___ Data rows
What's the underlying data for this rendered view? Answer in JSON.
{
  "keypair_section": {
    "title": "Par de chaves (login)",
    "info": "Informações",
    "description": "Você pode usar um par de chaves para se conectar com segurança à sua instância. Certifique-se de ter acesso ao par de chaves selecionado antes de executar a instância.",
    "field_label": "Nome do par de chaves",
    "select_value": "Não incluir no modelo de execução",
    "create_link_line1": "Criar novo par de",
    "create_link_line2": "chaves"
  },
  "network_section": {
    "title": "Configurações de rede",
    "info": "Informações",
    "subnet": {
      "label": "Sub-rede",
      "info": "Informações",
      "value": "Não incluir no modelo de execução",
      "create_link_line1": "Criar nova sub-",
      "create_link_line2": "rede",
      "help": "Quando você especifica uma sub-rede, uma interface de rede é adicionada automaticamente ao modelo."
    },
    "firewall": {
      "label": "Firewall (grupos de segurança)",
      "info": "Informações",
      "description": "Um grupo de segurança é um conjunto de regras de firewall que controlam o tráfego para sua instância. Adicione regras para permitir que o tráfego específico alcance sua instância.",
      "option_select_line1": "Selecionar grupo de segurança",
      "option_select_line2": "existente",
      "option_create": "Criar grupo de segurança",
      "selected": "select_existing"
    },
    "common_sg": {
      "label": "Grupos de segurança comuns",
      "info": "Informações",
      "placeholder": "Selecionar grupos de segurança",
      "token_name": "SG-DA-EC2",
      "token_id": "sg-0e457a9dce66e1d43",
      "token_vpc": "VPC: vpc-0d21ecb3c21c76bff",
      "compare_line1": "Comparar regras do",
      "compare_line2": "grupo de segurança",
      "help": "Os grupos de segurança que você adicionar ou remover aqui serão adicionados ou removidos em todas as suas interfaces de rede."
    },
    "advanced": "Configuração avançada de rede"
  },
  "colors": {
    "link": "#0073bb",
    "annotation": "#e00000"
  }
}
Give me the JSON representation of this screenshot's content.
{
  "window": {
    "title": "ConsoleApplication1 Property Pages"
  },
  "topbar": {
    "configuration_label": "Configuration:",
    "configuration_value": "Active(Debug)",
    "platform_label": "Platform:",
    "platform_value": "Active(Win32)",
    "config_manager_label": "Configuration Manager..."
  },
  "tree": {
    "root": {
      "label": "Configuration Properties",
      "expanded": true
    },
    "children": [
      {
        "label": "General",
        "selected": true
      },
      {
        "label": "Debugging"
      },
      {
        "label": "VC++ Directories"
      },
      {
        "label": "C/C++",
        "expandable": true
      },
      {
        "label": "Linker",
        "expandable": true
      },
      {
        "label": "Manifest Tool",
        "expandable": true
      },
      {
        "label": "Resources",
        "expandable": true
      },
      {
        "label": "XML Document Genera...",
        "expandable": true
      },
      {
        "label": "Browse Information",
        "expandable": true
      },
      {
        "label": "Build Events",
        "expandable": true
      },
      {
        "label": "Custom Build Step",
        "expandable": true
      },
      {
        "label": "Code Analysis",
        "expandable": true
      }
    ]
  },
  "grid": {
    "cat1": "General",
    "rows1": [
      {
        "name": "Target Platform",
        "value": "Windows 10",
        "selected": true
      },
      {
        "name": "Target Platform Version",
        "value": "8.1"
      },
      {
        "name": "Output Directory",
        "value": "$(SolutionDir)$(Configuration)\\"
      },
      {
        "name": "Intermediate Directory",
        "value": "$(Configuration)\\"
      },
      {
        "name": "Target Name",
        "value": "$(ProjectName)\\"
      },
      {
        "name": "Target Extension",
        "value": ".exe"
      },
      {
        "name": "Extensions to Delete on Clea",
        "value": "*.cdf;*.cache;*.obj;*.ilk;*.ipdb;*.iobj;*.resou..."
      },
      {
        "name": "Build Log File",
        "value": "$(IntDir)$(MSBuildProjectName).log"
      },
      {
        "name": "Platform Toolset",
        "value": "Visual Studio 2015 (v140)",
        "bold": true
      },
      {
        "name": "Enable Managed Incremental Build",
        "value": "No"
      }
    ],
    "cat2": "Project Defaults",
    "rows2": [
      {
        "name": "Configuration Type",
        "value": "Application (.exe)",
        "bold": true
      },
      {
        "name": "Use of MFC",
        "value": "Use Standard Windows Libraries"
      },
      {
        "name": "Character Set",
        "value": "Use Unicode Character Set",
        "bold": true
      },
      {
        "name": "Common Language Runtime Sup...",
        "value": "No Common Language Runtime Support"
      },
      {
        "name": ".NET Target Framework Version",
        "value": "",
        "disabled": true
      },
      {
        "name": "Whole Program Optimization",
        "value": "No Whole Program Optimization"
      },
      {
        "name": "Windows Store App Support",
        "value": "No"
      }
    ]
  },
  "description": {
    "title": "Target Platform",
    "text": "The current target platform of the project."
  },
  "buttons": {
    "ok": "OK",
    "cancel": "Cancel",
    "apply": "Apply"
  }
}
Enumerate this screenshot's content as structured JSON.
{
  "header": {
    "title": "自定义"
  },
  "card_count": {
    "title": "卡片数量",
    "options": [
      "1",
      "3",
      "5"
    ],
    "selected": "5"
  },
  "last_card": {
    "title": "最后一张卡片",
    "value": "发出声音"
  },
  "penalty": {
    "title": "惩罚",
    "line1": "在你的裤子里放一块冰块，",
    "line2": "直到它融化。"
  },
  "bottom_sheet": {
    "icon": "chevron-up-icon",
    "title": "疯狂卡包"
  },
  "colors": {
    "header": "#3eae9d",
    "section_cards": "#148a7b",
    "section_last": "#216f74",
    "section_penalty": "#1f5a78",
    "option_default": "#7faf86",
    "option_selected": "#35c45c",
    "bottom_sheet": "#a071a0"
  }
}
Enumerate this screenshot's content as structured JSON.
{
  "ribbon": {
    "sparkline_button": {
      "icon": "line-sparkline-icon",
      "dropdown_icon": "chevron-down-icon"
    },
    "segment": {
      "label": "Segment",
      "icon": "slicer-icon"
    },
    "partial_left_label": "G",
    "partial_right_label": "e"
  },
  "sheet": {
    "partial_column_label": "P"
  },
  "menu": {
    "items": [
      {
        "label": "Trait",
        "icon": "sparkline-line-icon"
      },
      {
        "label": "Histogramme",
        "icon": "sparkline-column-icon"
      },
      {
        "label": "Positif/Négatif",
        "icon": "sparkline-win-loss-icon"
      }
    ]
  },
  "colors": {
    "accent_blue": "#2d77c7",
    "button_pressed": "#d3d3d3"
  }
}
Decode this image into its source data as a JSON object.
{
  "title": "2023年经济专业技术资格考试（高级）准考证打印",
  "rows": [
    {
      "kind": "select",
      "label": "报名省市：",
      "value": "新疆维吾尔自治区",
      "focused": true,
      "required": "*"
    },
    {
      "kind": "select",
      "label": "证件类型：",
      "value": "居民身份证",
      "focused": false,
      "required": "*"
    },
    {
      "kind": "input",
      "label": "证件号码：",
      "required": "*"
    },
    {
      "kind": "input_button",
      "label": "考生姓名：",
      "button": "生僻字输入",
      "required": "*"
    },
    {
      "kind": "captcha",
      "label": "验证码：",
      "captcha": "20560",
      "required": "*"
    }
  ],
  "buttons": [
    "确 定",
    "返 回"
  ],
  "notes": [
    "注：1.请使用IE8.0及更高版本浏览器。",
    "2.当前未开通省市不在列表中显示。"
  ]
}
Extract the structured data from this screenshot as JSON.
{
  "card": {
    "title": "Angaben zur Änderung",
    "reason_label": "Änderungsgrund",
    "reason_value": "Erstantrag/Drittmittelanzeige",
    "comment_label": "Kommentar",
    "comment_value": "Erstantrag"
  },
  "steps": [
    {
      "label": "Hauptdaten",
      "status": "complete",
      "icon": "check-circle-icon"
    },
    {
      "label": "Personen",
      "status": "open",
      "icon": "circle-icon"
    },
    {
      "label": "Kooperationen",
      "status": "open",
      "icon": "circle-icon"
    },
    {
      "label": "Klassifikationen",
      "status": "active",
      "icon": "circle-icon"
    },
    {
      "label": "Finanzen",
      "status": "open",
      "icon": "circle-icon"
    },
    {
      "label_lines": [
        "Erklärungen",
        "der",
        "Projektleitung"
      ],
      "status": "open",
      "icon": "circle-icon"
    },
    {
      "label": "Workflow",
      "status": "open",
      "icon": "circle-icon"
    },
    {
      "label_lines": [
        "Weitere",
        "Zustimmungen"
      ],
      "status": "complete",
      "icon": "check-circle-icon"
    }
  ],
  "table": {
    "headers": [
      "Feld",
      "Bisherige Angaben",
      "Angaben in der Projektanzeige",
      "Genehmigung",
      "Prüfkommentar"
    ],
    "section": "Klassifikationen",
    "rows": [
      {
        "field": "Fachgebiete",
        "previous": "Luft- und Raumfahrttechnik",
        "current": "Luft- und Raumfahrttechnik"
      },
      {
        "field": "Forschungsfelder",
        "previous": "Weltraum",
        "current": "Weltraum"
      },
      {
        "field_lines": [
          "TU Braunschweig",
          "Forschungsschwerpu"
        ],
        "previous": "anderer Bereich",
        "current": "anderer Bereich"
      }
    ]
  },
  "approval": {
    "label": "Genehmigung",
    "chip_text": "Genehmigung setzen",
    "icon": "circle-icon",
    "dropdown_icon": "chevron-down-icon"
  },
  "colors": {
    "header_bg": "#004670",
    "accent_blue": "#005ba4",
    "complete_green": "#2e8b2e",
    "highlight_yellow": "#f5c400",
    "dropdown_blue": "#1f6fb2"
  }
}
______
> Job
From the listing, copy each line containing the word "Whole".

> Finished answer
        "name": "Whole Program Optimization",
        "value": "No Whole Program Optimization"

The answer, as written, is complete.